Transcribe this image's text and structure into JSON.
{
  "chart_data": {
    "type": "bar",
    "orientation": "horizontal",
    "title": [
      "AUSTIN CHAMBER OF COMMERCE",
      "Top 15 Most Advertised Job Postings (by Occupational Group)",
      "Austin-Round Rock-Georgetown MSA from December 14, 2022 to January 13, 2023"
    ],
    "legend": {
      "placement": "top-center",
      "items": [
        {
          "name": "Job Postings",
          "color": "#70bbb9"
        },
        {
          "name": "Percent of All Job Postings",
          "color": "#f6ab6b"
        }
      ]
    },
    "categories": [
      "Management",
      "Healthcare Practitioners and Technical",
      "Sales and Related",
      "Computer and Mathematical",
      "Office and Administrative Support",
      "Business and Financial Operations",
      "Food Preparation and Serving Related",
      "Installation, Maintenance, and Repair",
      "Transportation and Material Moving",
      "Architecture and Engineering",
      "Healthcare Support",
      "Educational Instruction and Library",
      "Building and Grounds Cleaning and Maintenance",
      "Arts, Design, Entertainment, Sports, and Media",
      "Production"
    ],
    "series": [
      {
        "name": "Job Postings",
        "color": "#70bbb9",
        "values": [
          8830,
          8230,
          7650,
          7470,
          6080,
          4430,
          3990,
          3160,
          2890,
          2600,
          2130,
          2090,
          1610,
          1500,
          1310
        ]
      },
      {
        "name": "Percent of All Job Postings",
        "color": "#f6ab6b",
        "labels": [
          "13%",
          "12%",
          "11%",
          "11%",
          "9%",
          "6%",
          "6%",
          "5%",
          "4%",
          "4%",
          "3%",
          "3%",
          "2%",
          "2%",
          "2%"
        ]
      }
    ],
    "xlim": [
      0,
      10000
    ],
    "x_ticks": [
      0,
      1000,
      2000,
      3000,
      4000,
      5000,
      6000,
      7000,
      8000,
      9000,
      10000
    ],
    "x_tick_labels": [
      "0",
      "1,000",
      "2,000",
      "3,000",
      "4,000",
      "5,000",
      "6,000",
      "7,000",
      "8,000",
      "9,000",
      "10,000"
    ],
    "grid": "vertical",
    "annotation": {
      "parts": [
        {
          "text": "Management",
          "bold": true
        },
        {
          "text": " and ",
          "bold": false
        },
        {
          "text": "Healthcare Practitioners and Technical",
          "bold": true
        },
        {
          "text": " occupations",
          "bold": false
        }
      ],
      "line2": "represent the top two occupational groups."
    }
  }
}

-*-

-- EXERCISE PROMPT --
Check each line of the records for the word "Healthcare" and extract those that contain it.

-- REPLY --
      "Healthcare Practitioners and Technical",
      "Healthcare Support",
          "text": "Healthcare Practitioners and Technical",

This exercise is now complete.